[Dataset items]
________________________

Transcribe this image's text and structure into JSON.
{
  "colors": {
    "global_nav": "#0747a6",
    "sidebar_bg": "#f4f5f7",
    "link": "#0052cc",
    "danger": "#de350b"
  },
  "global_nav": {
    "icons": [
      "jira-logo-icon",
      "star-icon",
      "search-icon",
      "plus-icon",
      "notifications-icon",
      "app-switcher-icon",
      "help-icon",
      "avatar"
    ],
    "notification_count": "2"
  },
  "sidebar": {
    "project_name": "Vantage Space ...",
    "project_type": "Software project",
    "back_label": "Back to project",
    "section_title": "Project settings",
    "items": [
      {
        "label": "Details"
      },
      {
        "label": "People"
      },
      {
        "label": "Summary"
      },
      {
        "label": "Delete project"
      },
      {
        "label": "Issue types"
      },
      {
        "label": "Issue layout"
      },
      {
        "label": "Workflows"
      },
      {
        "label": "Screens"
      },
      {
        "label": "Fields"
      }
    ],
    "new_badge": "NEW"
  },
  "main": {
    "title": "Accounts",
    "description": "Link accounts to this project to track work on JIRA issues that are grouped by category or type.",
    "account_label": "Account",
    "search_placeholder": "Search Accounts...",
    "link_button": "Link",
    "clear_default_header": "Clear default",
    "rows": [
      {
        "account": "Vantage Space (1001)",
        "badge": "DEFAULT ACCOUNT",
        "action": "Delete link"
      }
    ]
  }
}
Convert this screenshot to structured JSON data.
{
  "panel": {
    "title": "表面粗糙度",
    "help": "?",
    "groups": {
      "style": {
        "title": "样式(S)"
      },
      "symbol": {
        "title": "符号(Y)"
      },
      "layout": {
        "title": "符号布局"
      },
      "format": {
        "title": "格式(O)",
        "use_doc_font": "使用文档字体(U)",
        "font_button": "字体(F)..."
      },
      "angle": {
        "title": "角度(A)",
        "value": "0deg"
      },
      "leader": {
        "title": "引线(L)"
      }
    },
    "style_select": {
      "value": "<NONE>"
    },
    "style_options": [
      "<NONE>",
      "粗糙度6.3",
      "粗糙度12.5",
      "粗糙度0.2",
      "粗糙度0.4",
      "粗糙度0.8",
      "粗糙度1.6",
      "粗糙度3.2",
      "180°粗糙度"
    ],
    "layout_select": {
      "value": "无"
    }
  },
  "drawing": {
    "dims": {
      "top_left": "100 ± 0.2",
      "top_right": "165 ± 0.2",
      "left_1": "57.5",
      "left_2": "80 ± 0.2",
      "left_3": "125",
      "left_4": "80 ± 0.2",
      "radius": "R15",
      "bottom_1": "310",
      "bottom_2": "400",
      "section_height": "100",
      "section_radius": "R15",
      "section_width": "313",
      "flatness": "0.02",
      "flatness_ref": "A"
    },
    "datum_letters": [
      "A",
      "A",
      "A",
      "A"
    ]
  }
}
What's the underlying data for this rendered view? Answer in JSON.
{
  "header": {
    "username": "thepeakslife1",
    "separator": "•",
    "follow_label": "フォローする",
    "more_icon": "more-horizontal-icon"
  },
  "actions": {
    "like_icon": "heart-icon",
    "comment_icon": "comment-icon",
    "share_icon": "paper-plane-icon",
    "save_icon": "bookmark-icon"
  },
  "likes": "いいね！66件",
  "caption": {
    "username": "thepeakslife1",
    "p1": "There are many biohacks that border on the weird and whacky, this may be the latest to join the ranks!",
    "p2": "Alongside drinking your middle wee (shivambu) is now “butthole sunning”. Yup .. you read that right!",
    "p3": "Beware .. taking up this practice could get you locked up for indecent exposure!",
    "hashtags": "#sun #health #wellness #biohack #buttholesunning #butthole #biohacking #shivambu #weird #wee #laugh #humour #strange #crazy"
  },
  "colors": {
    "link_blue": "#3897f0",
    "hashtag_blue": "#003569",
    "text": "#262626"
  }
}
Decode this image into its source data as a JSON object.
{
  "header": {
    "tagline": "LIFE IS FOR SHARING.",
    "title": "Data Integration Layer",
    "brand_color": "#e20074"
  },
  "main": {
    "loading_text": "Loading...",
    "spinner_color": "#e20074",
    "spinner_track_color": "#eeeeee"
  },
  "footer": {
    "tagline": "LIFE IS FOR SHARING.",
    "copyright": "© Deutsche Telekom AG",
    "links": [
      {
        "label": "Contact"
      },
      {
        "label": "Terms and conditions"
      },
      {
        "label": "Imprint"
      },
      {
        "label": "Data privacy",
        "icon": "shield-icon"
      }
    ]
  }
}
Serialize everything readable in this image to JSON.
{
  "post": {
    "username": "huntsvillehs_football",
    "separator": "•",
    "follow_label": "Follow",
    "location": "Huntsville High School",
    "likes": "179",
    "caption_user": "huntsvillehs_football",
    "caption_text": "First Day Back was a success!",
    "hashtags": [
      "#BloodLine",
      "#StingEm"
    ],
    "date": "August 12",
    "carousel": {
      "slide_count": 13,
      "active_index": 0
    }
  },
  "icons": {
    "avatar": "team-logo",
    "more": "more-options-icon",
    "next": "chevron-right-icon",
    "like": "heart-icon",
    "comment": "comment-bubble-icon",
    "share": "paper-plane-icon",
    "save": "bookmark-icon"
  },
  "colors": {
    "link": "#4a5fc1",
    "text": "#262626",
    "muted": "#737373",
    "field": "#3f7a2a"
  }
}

________________________

SHORT PROBLEM
Make a verbatim copy of every entry shown above.

FULL RESPONSE
Transcribe this image's text and structure into JSON.
{
  "colors": {
    "global_nav": "#0747a6",
    "sidebar_bg": "#f4f5f7",
    "link": "#0052cc",
    "danger": "#de350b"
  },
  "global_nav": {
    "icons": [
      "jira-logo-icon",
      "star-icon",
      "search-icon",
      "plus-icon",
      "notifications-icon",
      "app-switcher-icon",
      "help-icon",
      "avatar"
    ],
    "notification_count": "2"
  },
  "sidebar": {
    "project_name": "Vantage Space ...",
    "project_type": "Software project",
    "back_label": "Back to project",
    "section_title": "Project settings",
    "items": [
      {
        "label": "Details"
      },
      {
        "label": "People"
      },
      {
        "label": "Summary"
      },
      {
        "label": "Delete project"
      },
      {
        "label": "Issue types"
      },
      {
        "label": "Issue layout"
      },
      {
        "label": "Workflows"
      },
      {
        "label": "Screens"
      },
      {
        "label": "Fields"
      }
    ],
    "new_badge": "NEW"
  },
  "main": {
    "title": "Accounts",
    "description": "Link accounts to this project to track work on JIRA issues that are grouped by category or type.",
    "account_label": "Account",
    "search_placeholder": "Search Accounts...",
    "link_button": "Link",
    "clear_default_header": "Clear default",
    "rows": [
      {
        "account": "Vantage Space (1001)",
        "badge": "DEFAULT ACCOUNT",
        "action": "Delete link"
      }
    ]
  }
}
Convert this screenshot to structured JSON data.
{
  "panel": {
    "title": "表面粗糙度",
    "help": "?",
    "groups": {
      "style": {
        "title": "样式(S)"
      },
      "symbol": {
        "title": "符号(Y)"
      },
      "layout": {
        "title": "符号布局"
      },
      "format": {
        "title": "格式(O)",
        "use_doc_font": "使用文档字体(U)",
        "font_button": "字体(F)..."
      },
      "angle": {
        "title": "角度(A)",
        "value": "0deg"
      },
      "leader": {
        "title": "引线(L)"
      }
    },
    "style_select": {
      "value": "<NONE>"
    },
    "style_options": [
      "<NONE>",
      "粗糙度6.3",
      "粗糙度12.5",
      "粗糙度0.2",
      "粗糙度0.4",
      "粗糙度0.8",
      "粗糙度1.6",
      "粗糙度3.2",
      "180°粗糙度"
    ],
    "layout_select": {
      "value": "无"
    }
  },
  "drawing": {
    "dims": {
      "top_left": "100 ± 0.2",
      "top_right": "165 ± 0.2",
      "left_1": "57.5",
      "left_2": "80 ± 0.2",
      "left_3": "125",
      "left_4": "80 ± 0.2",
      "radius": "R15",
      "bottom_1": "310",
      "bottom_2": "400",
      "section_height": "100",
      "section_radius": "R15",
      "section_width": "313",
      "flatness": "0.02",
      "flatness_ref": "A"
    },
    "datum_letters": [
      "A",
      "A",
      "A",
      "A"
    ]
  }
}
What's the underlying data for this rendered view? Answer in JSON.
{
  "header": {
    "username": "thepeakslife1",
    "separator": "•",
    "follow_label": "フォローする",
    "more_icon": "more-horizontal-icon"
  },
  "actions": {
    "like_icon": "heart-icon",
    "comment_icon": "comment-icon",
    "share_icon": "paper-plane-icon",
    "save_icon": "bookmark-icon"
  },
  "likes": "いいね！66件",
  "caption": {
    "username": "thepeakslife1",
    "p1": "There are many biohacks that border on the weird and whacky, this may be the latest to join the ranks!",
    "p2": "Alongside drinking your middle wee (shivambu) is now “butthole sunning”. Yup .. you read that right!",
    "p3": "Beware .. taking up this practice could get you locked up for indecent exposure!",
    "hashtags": "#sun #health #wellness #biohack #buttholesunning #butthole #biohacking #shivambu #weird #wee #laugh #humour #strange #crazy"
  },
  "colors": {
    "link_blue": "#3897f0",
    "hashtag_blue": "#003569",
    "text": "#262626"
  }
}
Decode this image into its source data as a JSON object.
{
  "header": {
    "tagline": "LIFE IS FOR SHARING.",
    "title": "Data Integration Layer",
    "brand_color": "#e20074"
  },
  "main": {
    "loading_text": "Loading...",
    "spinner_color": "#e20074",
    "spinner_track_color": "#eeeeee"
  },
  "footer": {
    "tagline": "LIFE IS FOR SHARING.",
    "copyright": "© Deutsche Telekom AG",
    "links": [
      {
        "label": "Contact"
      },
      {
        "label": "Terms and conditions"
      },
      {
        "label": "Imprint"
      },
      {
        "label": "Data privacy",
        "icon": "shield-icon"
      }
    ]
  }
}
Serialize everything readable in this image to JSON.
{
  "post": {
    "username": "huntsvillehs_football",
    "separator": "•",
    "follow_label": "Follow",
    "location": "Huntsville High School",
    "likes": "179",
    "caption_user": "huntsvillehs_football",
    "caption_text": "First Day Back was a success!",
    "hashtags": [
      "#BloodLine",
      "#StingEm"
    ],
    "date": "August 12",
    "carousel": {
      "slide_count": 13,
      "active_index": 0
    }
  },
  "icons": {
    "avatar": "team-logo",
    "more": "more-options-icon",
    "next": "chevron-right-icon",
    "like": "heart-icon",
    "comment": "comment-bubble-icon",
    "share": "paper-plane-icon",
    "save": "bookmark-icon"
  },
  "colors": {
    "link": "#4a5fc1",
    "text": "#262626",
    "muted": "#737373",
    "field": "#3f7a2a"
  }
}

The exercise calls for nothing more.